**What to work on**
Will you write out the data exactly, excluding every picture?

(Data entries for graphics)
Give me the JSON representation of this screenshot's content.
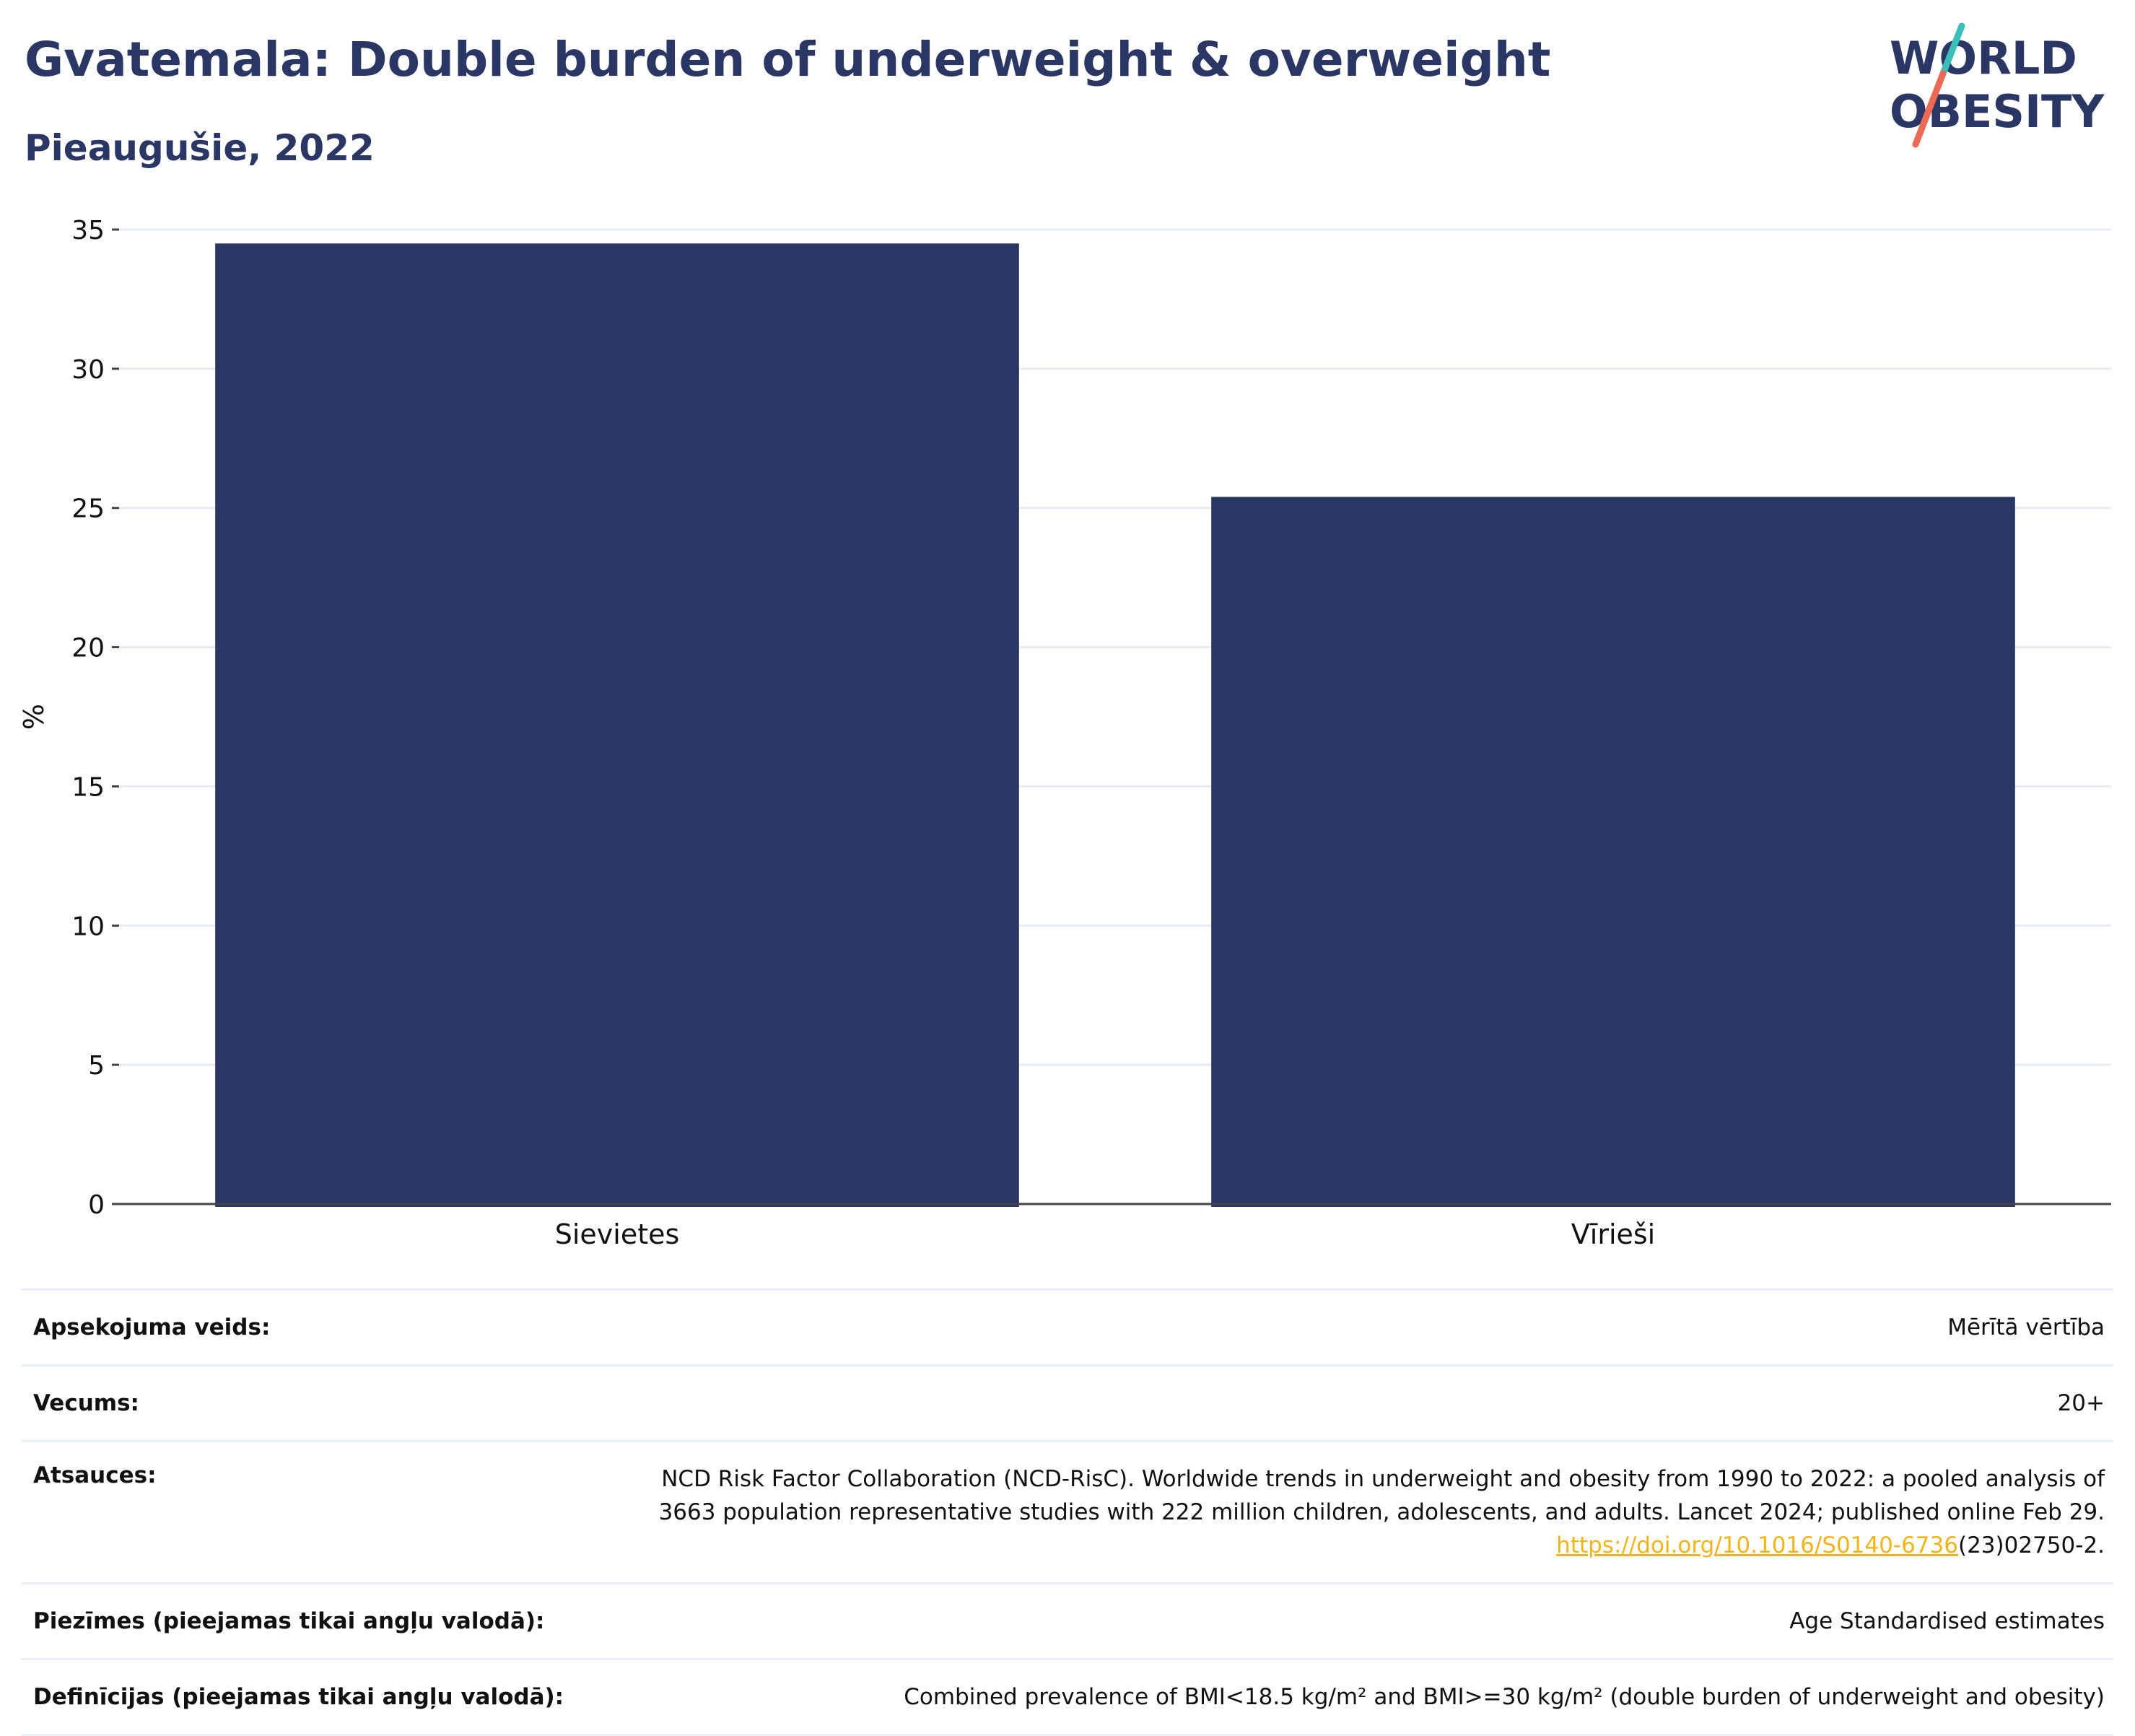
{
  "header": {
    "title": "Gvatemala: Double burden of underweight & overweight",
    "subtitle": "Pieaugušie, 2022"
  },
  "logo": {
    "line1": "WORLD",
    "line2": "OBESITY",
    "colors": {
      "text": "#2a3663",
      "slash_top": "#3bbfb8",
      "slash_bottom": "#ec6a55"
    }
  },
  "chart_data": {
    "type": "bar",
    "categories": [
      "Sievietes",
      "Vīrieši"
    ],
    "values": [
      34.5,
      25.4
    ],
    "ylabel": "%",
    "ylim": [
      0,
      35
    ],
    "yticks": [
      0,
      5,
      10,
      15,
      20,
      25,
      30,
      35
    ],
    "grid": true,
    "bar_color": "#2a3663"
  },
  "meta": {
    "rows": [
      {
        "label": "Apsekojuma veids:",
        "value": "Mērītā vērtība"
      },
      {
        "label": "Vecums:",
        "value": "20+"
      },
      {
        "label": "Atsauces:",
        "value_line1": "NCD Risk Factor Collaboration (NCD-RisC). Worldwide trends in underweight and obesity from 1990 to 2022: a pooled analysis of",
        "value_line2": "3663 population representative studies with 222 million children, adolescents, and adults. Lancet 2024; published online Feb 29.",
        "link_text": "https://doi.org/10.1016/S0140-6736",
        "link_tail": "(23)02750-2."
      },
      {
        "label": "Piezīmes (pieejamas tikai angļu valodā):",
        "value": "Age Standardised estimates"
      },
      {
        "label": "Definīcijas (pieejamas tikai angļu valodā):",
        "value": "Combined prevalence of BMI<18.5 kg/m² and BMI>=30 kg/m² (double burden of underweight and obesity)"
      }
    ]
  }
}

**Written response**
Give me the JSON representation of this screenshot's content.
{
  "header": {
    "title": "Gvatemala: Double burden of underweight & overweight",
    "subtitle": "Pieaugušie, 2022"
  },
  "logo": {
    "line1": "WORLD",
    "line2": "OBESITY",
    "colors": {
      "text": "#2a3663",
      "slash_top": "#3bbfb8",
      "slash_bottom": "#ec6a55"
    }
  },
  "chart_data": {
    "type": "bar",
    "categories": [
      "Sievietes",
      "Vīrieši"
    ],
    "values": [
      34.5,
      25.4
    ],
    "ylabel": "%",
    "ylim": [
      0,
      35
    ],
    "yticks": [
      0,
      5,
      10,
      15,
      20,
      25,
      30,
      35
    ],
    "grid": true,
    "bar_color": "#2a3663"
  },
  "meta": {
    "rows": [
      {
        "label": "Apsekojuma veids:",
        "value": "Mērītā vērtība"
      },
      {
        "label": "Vecums:",
        "value": "20+"
      },
      {
        "label": "Atsauces:",
        "value_line1": "NCD Risk Factor Collaboration (NCD-RisC). Worldwide trends in underweight and obesity from 1990 to 2022: a pooled analysis of",
        "value_line2": "3663 population representative studies with 222 million children, adolescents, and adults. Lancet 2024; published online Feb 29.",
        "link_text": "https://doi.org/10.1016/S0140-6736",
        "link_tail": "(23)02750-2."
      },
      {
        "label": "Piezīmes (pieejamas tikai angļu valodā):",
        "value": "Age Standardised estimates"
      },
      {
        "label": "Definīcijas (pieejamas tikai angļu valodā):",
        "value": "Combined prevalence of BMI<18.5 kg/m² and BMI>=30 kg/m² (double burden of underweight and obesity)"
      }
    ]
  }
}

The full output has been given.